## TASK BRIEF
Send back the entries below exactly as they appear.
--- start DATA FOR THE TASK ---
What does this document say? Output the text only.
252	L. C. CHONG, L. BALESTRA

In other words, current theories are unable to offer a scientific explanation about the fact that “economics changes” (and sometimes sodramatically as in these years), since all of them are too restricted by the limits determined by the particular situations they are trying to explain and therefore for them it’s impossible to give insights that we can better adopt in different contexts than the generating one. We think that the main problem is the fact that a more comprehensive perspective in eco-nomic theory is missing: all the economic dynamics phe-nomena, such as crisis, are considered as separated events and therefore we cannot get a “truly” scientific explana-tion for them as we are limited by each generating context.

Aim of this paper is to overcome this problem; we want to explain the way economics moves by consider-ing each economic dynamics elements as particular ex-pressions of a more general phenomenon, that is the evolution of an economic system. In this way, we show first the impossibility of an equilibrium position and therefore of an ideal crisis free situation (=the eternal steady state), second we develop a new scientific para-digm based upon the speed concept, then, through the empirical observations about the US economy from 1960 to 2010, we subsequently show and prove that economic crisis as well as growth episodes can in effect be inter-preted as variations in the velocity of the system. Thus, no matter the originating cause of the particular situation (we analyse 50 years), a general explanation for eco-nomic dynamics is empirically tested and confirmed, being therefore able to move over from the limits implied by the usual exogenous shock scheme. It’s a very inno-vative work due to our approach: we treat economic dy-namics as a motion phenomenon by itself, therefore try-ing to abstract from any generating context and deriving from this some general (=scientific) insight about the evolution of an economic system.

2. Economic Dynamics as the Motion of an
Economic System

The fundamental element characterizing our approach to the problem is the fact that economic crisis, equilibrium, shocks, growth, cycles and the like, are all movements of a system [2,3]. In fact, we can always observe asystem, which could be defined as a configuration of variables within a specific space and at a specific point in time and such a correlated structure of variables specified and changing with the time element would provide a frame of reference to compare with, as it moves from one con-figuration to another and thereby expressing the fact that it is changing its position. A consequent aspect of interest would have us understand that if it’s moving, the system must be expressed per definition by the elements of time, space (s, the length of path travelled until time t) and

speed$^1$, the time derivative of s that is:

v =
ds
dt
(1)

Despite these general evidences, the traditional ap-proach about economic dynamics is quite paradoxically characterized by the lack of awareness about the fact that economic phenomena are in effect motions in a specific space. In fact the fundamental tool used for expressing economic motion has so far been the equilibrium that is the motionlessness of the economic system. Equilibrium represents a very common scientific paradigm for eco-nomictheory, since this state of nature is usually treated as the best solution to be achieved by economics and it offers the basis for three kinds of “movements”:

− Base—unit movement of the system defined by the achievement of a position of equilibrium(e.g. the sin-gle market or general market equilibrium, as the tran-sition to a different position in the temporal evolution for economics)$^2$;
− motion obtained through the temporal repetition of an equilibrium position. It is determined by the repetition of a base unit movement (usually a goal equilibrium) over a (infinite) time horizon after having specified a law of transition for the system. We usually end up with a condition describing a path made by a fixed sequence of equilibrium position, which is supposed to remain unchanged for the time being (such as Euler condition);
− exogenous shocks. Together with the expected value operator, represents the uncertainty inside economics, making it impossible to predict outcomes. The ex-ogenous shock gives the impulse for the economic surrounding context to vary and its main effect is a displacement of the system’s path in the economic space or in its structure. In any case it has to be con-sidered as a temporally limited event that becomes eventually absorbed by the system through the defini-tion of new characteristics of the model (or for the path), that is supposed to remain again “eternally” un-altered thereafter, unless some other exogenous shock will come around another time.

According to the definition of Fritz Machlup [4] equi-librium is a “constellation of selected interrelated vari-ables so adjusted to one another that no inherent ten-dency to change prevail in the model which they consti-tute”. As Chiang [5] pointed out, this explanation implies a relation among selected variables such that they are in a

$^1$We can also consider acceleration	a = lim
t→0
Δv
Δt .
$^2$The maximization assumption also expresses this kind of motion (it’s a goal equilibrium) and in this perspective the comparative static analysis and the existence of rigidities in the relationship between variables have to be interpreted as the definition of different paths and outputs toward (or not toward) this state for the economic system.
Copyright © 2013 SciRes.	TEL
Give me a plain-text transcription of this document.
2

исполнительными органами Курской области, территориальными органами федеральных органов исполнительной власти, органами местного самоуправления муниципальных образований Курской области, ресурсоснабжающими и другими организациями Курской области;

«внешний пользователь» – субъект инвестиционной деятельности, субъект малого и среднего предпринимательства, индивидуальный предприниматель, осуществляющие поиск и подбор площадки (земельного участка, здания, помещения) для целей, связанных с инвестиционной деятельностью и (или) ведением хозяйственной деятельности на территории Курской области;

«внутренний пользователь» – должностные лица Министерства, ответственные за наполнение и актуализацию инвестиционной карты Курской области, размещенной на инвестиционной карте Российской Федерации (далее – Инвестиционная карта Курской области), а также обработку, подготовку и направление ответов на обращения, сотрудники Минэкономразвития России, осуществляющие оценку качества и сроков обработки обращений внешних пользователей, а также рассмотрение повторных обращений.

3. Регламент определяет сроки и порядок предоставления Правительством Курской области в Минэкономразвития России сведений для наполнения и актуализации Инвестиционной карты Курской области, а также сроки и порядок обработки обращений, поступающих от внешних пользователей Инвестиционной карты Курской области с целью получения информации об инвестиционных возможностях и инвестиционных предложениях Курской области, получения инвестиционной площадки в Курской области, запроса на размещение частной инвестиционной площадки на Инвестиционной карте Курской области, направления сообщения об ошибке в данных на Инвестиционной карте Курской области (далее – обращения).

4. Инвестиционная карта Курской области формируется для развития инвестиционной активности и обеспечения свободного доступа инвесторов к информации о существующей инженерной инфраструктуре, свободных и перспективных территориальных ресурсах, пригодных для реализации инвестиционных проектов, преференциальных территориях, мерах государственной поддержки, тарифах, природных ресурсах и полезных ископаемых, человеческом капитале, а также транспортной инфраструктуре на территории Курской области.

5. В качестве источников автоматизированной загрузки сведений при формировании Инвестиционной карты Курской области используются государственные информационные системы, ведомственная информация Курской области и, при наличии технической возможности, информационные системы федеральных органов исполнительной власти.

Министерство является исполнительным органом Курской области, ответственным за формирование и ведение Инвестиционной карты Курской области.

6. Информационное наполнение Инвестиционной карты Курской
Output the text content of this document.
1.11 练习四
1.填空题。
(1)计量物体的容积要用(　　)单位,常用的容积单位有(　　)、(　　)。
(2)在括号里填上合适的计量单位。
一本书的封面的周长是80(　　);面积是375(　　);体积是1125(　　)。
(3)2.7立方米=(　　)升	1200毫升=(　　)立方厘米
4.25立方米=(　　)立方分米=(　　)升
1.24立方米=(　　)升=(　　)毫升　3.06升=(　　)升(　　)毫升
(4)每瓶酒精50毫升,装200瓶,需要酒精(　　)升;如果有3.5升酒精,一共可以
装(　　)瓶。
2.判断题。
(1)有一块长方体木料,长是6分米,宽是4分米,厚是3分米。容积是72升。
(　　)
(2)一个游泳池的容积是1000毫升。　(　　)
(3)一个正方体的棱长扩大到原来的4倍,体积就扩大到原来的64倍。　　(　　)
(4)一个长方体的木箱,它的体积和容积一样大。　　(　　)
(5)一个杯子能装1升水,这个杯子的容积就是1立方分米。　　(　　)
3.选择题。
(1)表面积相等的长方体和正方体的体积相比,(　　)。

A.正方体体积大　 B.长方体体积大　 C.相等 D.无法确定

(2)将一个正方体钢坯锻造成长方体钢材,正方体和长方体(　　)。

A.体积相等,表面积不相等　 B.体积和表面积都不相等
--- end DATA FOR THE TASK ---
## WRITTEN RESPONSE
What does this document say? Output the text only.
252	L. C. CHONG, L. BALESTRA

In other words, current theories are unable to offer a scientific explanation about the fact that “economics changes” (and sometimes sodramatically as in these years), since all of them are too restricted by the limits determined by the particular situations they are trying to explain and therefore for them it’s impossible to give insights that we can better adopt in different contexts than the generating one. We think that the main problem is the fact that a more comprehensive perspective in eco-nomic theory is missing: all the economic dynamics phe-nomena, such as crisis, are considered as separated events and therefore we cannot get a “truly” scientific explana-tion for them as we are limited by each generating context.

Aim of this paper is to overcome this problem; we want to explain the way economics moves by consider-ing each economic dynamics elements as particular ex-pressions of a more general phenomenon, that is the evolution of an economic system. In this way, we show first the impossibility of an equilibrium position and therefore of an ideal crisis free situation (=the eternal steady state), second we develop a new scientific para-digm based upon the speed concept, then, through the empirical observations about the US economy from 1960 to 2010, we subsequently show and prove that economic crisis as well as growth episodes can in effect be inter-preted as variations in the velocity of the system. Thus, no matter the originating cause of the particular situation (we analyse 50 years), a general explanation for eco-nomic dynamics is empirically tested and confirmed, being therefore able to move over from the limits implied by the usual exogenous shock scheme. It’s a very inno-vative work due to our approach: we treat economic dy-namics as a motion phenomenon by itself, therefore try-ing to abstract from any generating context and deriving from this some general (=scientific) insight about the evolution of an economic system.

2. Economic Dynamics as the Motion of an
Economic System

The fundamental element characterizing our approach to the problem is the fact that economic crisis, equilibrium, shocks, growth, cycles and the like, are all movements of a system [2,3]. In fact, we can always observe asystem, which could be defined as a configuration of variables within a specific space and at a specific point in time and such a correlated structure of variables specified and changing with the time element would provide a frame of reference to compare with, as it moves from one con-figuration to another and thereby expressing the fact that it is changing its position. A consequent aspect of interest would have us understand that if it’s moving, the system must be expressed per definition by the elements of time, space (s, the length of path travelled until time t) and

speed$^1$, the time derivative of s that is:

v =
ds
dt
(1)

Despite these general evidences, the traditional ap-proach about economic dynamics is quite paradoxically characterized by the lack of awareness about the fact that economic phenomena are in effect motions in a specific space. In fact the fundamental tool used for expressing economic motion has so far been the equilibrium that is the motionlessness of the economic system. Equilibrium represents a very common scientific paradigm for eco-nomictheory, since this state of nature is usually treated as the best solution to be achieved by economics and it offers the basis for three kinds of “movements”:

− Base—unit movement of the system defined by the achievement of a position of equilibrium(e.g. the sin-gle market or general market equilibrium, as the tran-sition to a different position in the temporal evolution for economics)$^2$;
− motion obtained through the temporal repetition of an equilibrium position. It is determined by the repetition of a base unit movement (usually a goal equilibrium) over a (infinite) time horizon after having specified a law of transition for the system. We usually end up with a condition describing a path made by a fixed sequence of equilibrium position, which is supposed to remain unchanged for the time being (such as Euler condition);
− exogenous shocks. Together with the expected value operator, represents the uncertainty inside economics, making it impossible to predict outcomes. The ex-ogenous shock gives the impulse for the economic surrounding context to vary and its main effect is a displacement of the system’s path in the economic space or in its structure. In any case it has to be con-sidered as a temporally limited event that becomes eventually absorbed by the system through the defini-tion of new characteristics of the model (or for the path), that is supposed to remain again “eternally” un-altered thereafter, unless some other exogenous shock will come around another time.

According to the definition of Fritz Machlup [4] equi-librium is a “constellation of selected interrelated vari-ables so adjusted to one another that no inherent ten-dency to change prevail in the model which they consti-tute”. As Chiang [5] pointed out, this explanation implies a relation among selected variables such that they are in a

$^1$We can also consider acceleration	a = lim
t→0
Δv
Δt .
$^2$The maximization assumption also expresses this kind of motion (it’s a goal equilibrium) and in this perspective the comparative static analysis and the existence of rigidities in the relationship between variables have to be interpreted as the definition of different paths and outputs toward (or not toward) this state for the economic system.
Copyright © 2013 SciRes.	TEL
Give me a plain-text transcription of this document.
2

исполнительными органами Курской области, территориальными органами федеральных органов исполнительной власти, органами местного самоуправления муниципальных образований Курской области, ресурсоснабжающими и другими организациями Курской области;

«внешний пользователь» – субъект инвестиционной деятельности, субъект малого и среднего предпринимательства, индивидуальный предприниматель, осуществляющие поиск и подбор площадки (земельного участка, здания, помещения) для целей, связанных с инвестиционной деятельностью и (или) ведением хозяйственной деятельности на территории Курской области;

«внутренний пользователь» – должностные лица Министерства, ответственные за наполнение и актуализацию инвестиционной карты Курской области, размещенной на инвестиционной карте Российской Федерации (далее – Инвестиционная карта Курской области), а также обработку, подготовку и направление ответов на обращения, сотрудники Минэкономразвития России, осуществляющие оценку качества и сроков обработки обращений внешних пользователей, а также рассмотрение повторных обращений.

3. Регламент определяет сроки и порядок предоставления Правительством Курской области в Минэкономразвития России сведений для наполнения и актуализации Инвестиционной карты Курской области, а также сроки и порядок обработки обращений, поступающих от внешних пользователей Инвестиционной карты Курской области с целью получения информации об инвестиционных возможностях и инвестиционных предложениях Курской области, получения инвестиционной площадки в Курской области, запроса на размещение частной инвестиционной площадки на Инвестиционной карте Курской области, направления сообщения об ошибке в данных на Инвестиционной карте Курской области (далее – обращения).

4. Инвестиционная карта Курской области формируется для развития инвестиционной активности и обеспечения свободного доступа инвесторов к информации о существующей инженерной инфраструктуре, свободных и перспективных территориальных ресурсах, пригодных для реализации инвестиционных проектов, преференциальных территориях, мерах государственной поддержки, тарифах, природных ресурсах и полезных ископаемых, человеческом капитале, а также транспортной инфраструктуре на территории Курской области.

5. В качестве источников автоматизированной загрузки сведений при формировании Инвестиционной карты Курской области используются государственные информационные системы, ведомственная информация Курской области и, при наличии технической возможности, информационные системы федеральных органов исполнительной власти.

Министерство является исполнительным органом Курской области, ответственным за формирование и ведение Инвестиционной карты Курской области.

6. Информационное наполнение Инвестиционной карты Курской
Output the text content of this document.
1.11 练习四
1.填空题。
(1)计量物体的容积要用(　　)单位,常用的容积单位有(　　)、(　　)。
(2)在括号里填上合适的计量单位。
一本书的封面的周长是80(　　);面积是375(　　);体积是1125(　　)。
(3)2.7立方米=(　　)升	1200毫升=(　　)立方厘米
4.25立方米=(　　)立方分米=(　　)升
1.24立方米=(　　)升=(　　)毫升　3.06升=(　　)升(　　)毫升
(4)每瓶酒精50毫升,装200瓶,需要酒精(　　)升;如果有3.5升酒精,一共可以
装(　　)瓶。
2.判断题。
(1)有一块长方体木料,长是6分米,宽是4分米,厚是3分米。容积是72升。
(　　)
(2)一个游泳池的容积是1000毫升。　(　　)
(3)一个正方体的棱长扩大到原来的4倍,体积就扩大到原来的64倍。　　(　　)
(4)一个长方体的木箱,它的体积和容积一样大。　　(　　)
(5)一个杯子能装1升水,这个杯子的容积就是1立方分米。　　(　　)
3.选择题。
(1)表面积相等的长方体和正方体的体积相比,(　　)。

A.正方体体积大　 B.长方体体积大　 C.相等 D.无法确定

(2)将一个正方体钢坯锻造成长方体钢材,正方体和长方体(　　)。

A.体积相等,表面积不相等　 B.体积和表面积都不相等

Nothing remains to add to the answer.